[Task to complete]
Copy out the records in full, word for word, without pictures.

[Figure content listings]

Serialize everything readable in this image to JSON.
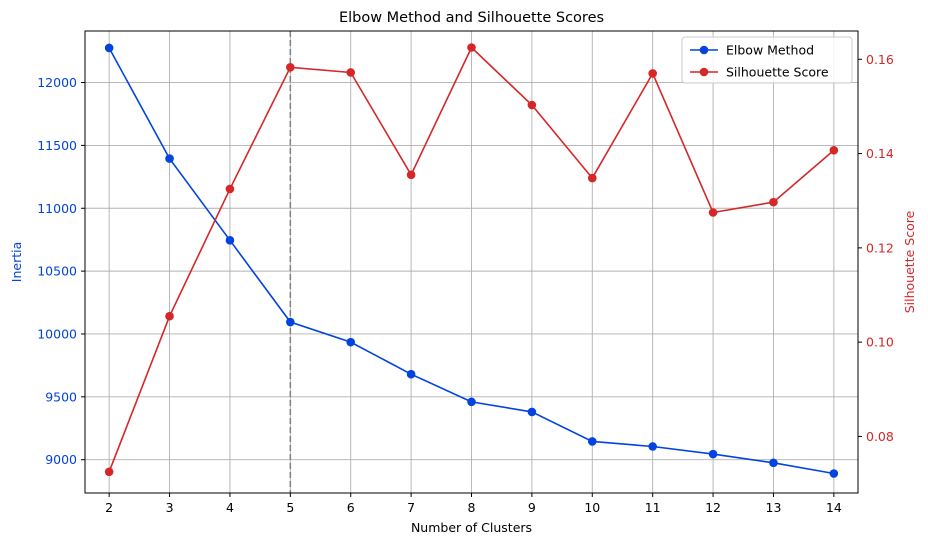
{
  "chart_data": {
    "type": "line",
    "title": "Elbow Method and Silhouette Scores",
    "xlabel": "Number of Clusters",
    "x": [
      2,
      3,
      4,
      5,
      6,
      7,
      8,
      9,
      10,
      11,
      12,
      13,
      14
    ],
    "xlim": [
      1.6,
      14.4
    ],
    "y_left": {
      "label": "Inertia",
      "ylim": [
        8735,
        12410
      ],
      "ticks": [
        9000,
        9500,
        10000,
        10500,
        11000,
        11500,
        12000
      ]
    },
    "y_right": {
      "label": "Silhouette Score",
      "ylim": [
        0.068,
        0.166
      ],
      "ticks": [
        0.08,
        0.1,
        0.12,
        0.14,
        0.16
      ],
      "tick_labels": [
        "0.08",
        "0.10",
        "0.12",
        "0.14",
        "0.16"
      ]
    },
    "series": [
      {
        "name": "Elbow Method",
        "axis": "left",
        "color": "#0343df",
        "values": [
          12275,
          11395,
          10745,
          10095,
          9935,
          9680,
          9460,
          9380,
          9145,
          9105,
          9045,
          8975,
          8890
        ]
      },
      {
        "name": "Silhouette Score",
        "axis": "right",
        "color": "#d62728",
        "values": [
          0.0725,
          0.1055,
          0.1325,
          0.1583,
          0.1572,
          0.1355,
          0.1625,
          0.1503,
          0.1348,
          0.157,
          0.1275,
          0.1297,
          0.1407
        ]
      }
    ],
    "annotation": {
      "type": "vertical-dashed-line",
      "x": 5,
      "color": "#808080"
    },
    "grid": true,
    "legend_position": "top-right",
    "colors": {
      "left_axis": "#0343df",
      "right_axis": "#d62728",
      "grid": "#b0b0b0",
      "vline": "#808080"
    }
  }
}
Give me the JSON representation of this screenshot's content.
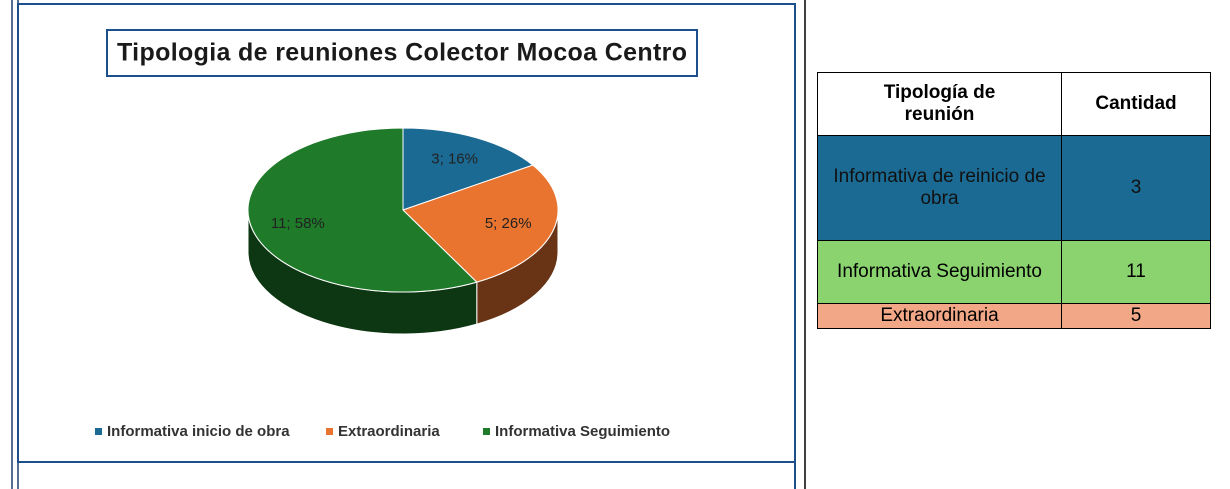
{
  "chart_data": {
    "type": "pie",
    "title": "Tipologia de reuniones Colector Mocoa Centro",
    "categories": [
      "Informativa inicio de obra",
      "Extraordinaria",
      "Informativa Seguimiento"
    ],
    "values": [
      3,
      5,
      11
    ],
    "value_labels": [
      "3; 16%",
      "5; 26%",
      "11; 58%"
    ],
    "colors": [
      "#1b6a93",
      "#e8742f",
      "#1f7a29"
    ],
    "legend": "bottom"
  },
  "table": {
    "header": [
      "Tipología de reunión",
      "Cantidad"
    ],
    "rows": [
      [
        "Informativa de reinicio de obra",
        3
      ],
      [
        "Informativa Seguimiento",
        11
      ],
      [
        "Extraordinaria",
        5
      ]
    ]
  }
}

[Expected answer]
Serialize everything readable in this image to JSON.
{
  "chart_data": {
    "type": "line",
    "title": "Elbow Method and Silhouette Scores",
    "xlabel": "Number of Clusters",
    "x": [
      2,
      3,
      4,
      5,
      6,
      7,
      8,
      9,
      10,
      11,
      12,
      13,
      14
    ],
    "xlim": [
      1.6,
      14.4
    ],
    "y_left": {
      "label": "Inertia",
      "ylim": [
        8735,
        12410
      ],
      "ticks": [
        9000,
        9500,
        10000,
        10500,
        11000,
        11500,
        12000
      ]
    },
    "y_right": {
      "label": "Silhouette Score",
      "ylim": [
        0.068,
        0.166
      ],
      "ticks": [
        0.08,
        0.1,
        0.12,
        0.14,
        0.16
      ],
      "tick_labels": [
        "0.08",
        "0.10",
        "0.12",
        "0.14",
        "0.16"
      ]
    },
    "series": [
      {
        "name": "Elbow Method",
        "axis": "left",
        "color": "#0343df",
        "values": [
          12275,
          11395,
          10745,
          10095,
          9935,
          9680,
          9460,
          9380,
          9145,
          9105,
          9045,
          8975,
          8890
        ]
      },
      {
        "name": "Silhouette Score",
        "axis": "right",
        "color": "#d62728",
        "values": [
          0.0725,
          0.1055,
          0.1325,
          0.1583,
          0.1572,
          0.1355,
          0.1625,
          0.1503,
          0.1348,
          0.157,
          0.1275,
          0.1297,
          0.1407
        ]
      }
    ],
    "annotation": {
      "type": "vertical-dashed-line",
      "x": 5,
      "color": "#808080"
    },
    "grid": true,
    "legend_position": "top-right",
    "colors": {
      "left_axis": "#0343df",
      "right_axis": "#d62728",
      "grid": "#b0b0b0",
      "vline": "#808080"
    }
  }
}
Give me the JSON representation of this screenshot's content.
{
  "chart_data": {
    "type": "pie",
    "title": "Tipologia de reuniones Colector Mocoa Centro",
    "categories": [
      "Informativa inicio de obra",
      "Extraordinaria",
      "Informativa Seguimiento"
    ],
    "values": [
      3,
      5,
      11
    ],
    "value_labels": [
      "3; 16%",
      "5; 26%",
      "11; 58%"
    ],
    "colors": [
      "#1b6a93",
      "#e8742f",
      "#1f7a29"
    ],
    "legend": "bottom"
  },
  "table": {
    "header": [
      "Tipología de reunión",
      "Cantidad"
    ],
    "rows": [
      [
        "Informativa de reinicio de obra",
        3
      ],
      [
        "Informativa Seguimiento",
        11
      ],
      [
        "Extraordinaria",
        5
      ]
    ]
  }
}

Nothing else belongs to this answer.